- **Directions for this task**:
All entries below need to be written out exactly, but without their pictures.

═════ Supplied material ═════

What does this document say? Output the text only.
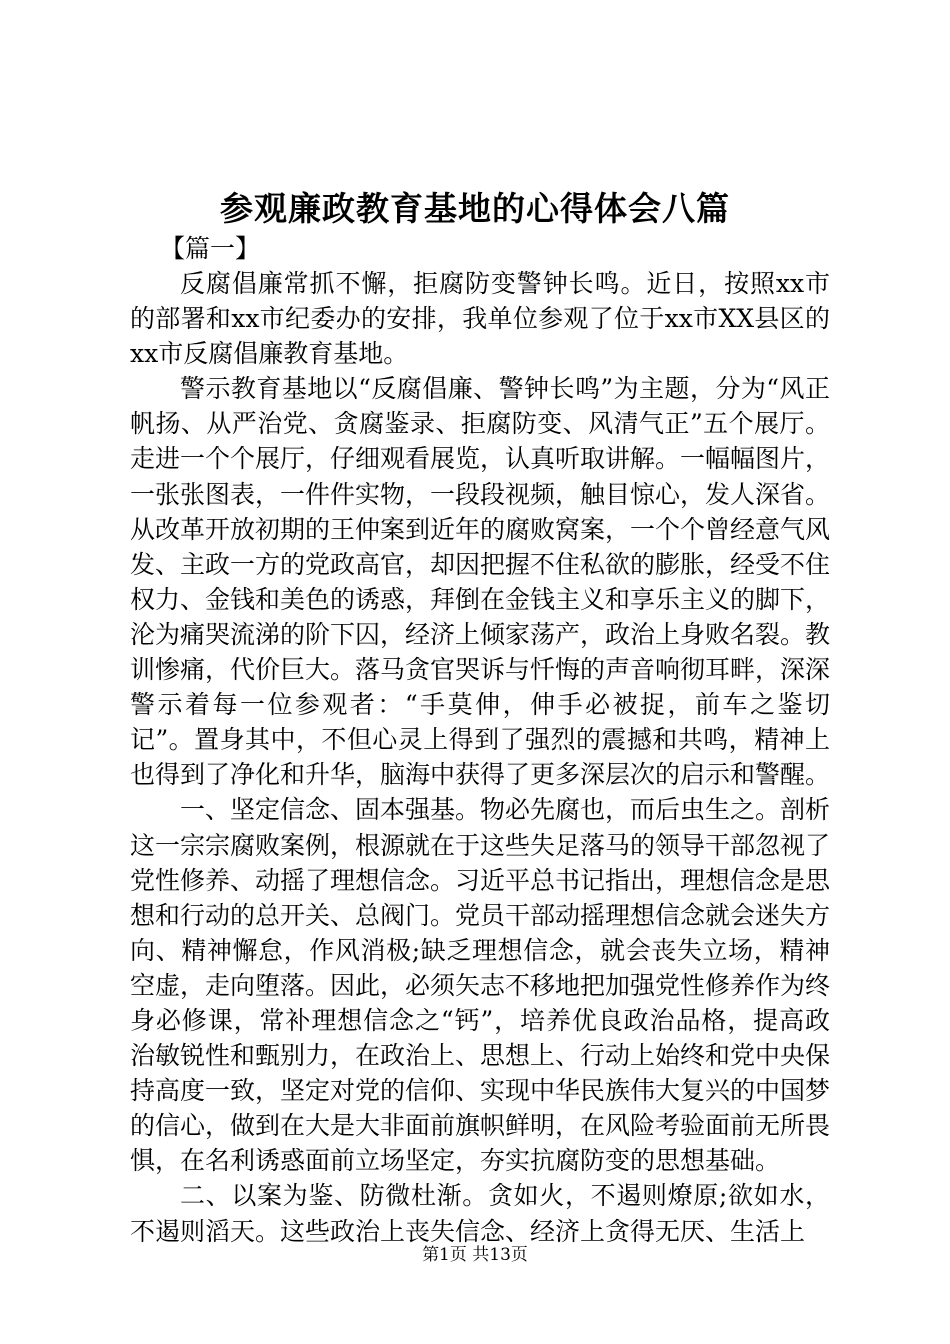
参观廉政教育基地的心得体会八篇
【篇一】

反腐倡廉常抓不懈，拒腐防变警钟长鸣。近日，按照xx市的部署和xx市纪委办的安排，我单位参观了位于xx市XX县区的xx市反腐倡廉教育基地。

警示教育基地以“反腐倡廉、警钟长鸣”为主题，分为“风正帆扬、从严治党、贪腐鉴录、拒腐防变、风清气正”五个展厅。走进一个个展厅，仔细观看展览，认真听取讲解。一幅幅图片，一张张图表，一件件实物，一段段视频，触目惊心，发人深省。从改革开放初期的王仲案到近年的腐败窝案，一个个曾经意气风发、主政一方的党政高官，却因把握不住私欲的膨胀，经受不住权力、金钱和美色的诱惑，拜倒在金钱主义和享乐主义的脚下，沦为痛哭流涕的阶下囚，经济上倾家荡产，政治上身败名裂。教训惨痛，代价巨大。落马贪官哭诉与忏悔的声音响彻耳畔，深深警示着每一位参观者：“手莫伸，伸手必被捉，前车之鉴切记”。置身其中，不但心灵上得到了强烈的震撼和共鸣，精神上也得到了净化和升华，脑海中获得了更多深层次的启示和警醒。

一、坚定信念、固本强基。物必先腐也，而后虫生之。剖析这一宗宗腐败案例，根源就在于这些失足落马的领导干部忽视了党性修养、动摇了理想信念。习近平总书记指出，理想信念是思想和行动的总开关、总阀门。党员干部动摇理想信念就会迷失方向、精神懈怠，作风消极;缺乏理想信念，就会丧失立场，精神空虚，走向堕落。因此，必须矢志不移地把加强党性修养作为终身必修课，常补理想信念之“钙”，培养优良政治品格，提高政治敏锐性和甄别力，在政治上、思想上、行动上始终和党中央保持高度一致，坚定对党的信仰、实现中华民族伟大复兴的中国梦的信心，做到在大是大非面前旗帜鲜明，在风险考验面前无所畏惧，在名利诱惑面前立场坚定，夯实抗腐防变的思想基础。

二、以案为鉴、防微杜渐。贪如火，不遏则燎原;欲如水，不遏则滔天。这些政治上丧失信念、经济上贪得无厌、生活上

第1页 共13页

═════

- **Task output**:
What does this document say? Output the text only.
参观廉政教育基地的心得体会八篇
【篇一】

反腐倡廉常抓不懈，拒腐防变警钟长鸣。近日，按照xx市的部署和xx市纪委办的安排，我单位参观了位于xx市XX县区的xx市反腐倡廉教育基地。

警示教育基地以“反腐倡廉、警钟长鸣”为主题，分为“风正帆扬、从严治党、贪腐鉴录、拒腐防变、风清气正”五个展厅。走进一个个展厅，仔细观看展览，认真听取讲解。一幅幅图片，一张张图表，一件件实物，一段段视频，触目惊心，发人深省。从改革开放初期的王仲案到近年的腐败窝案，一个个曾经意气风发、主政一方的党政高官，却因把握不住私欲的膨胀，经受不住权力、金钱和美色的诱惑，拜倒在金钱主义和享乐主义的脚下，沦为痛哭流涕的阶下囚，经济上倾家荡产，政治上身败名裂。教训惨痛，代价巨大。落马贪官哭诉与忏悔的声音响彻耳畔，深深警示着每一位参观者：“手莫伸，伸手必被捉，前车之鉴切记”。置身其中，不但心灵上得到了强烈的震撼和共鸣，精神上也得到了净化和升华，脑海中获得了更多深层次的启示和警醒。

一、坚定信念、固本强基。物必先腐也，而后虫生之。剖析这一宗宗腐败案例，根源就在于这些失足落马的领导干部忽视了党性修养、动摇了理想信念。习近平总书记指出，理想信念是思想和行动的总开关、总阀门。党员干部动摇理想信念就会迷失方向、精神懈怠，作风消极;缺乏理想信念，就会丧失立场，精神空虚，走向堕落。因此，必须矢志不移地把加强党性修养作为终身必修课，常补理想信念之“钙”，培养优良政治品格，提高政治敏锐性和甄别力，在政治上、思想上、行动上始终和党中央保持高度一致，坚定对党的信仰、实现中华民族伟大复兴的中国梦的信心，做到在大是大非面前旗帜鲜明，在风险考验面前无所畏惧，在名利诱惑面前立场坚定，夯实抗腐防变的思想基础。

二、以案为鉴、防微杜渐。贪如火，不遏则燎原;欲如水，不遏则滔天。这些政治上丧失信念、经济上贪得无厌、生活上

第1页 共13页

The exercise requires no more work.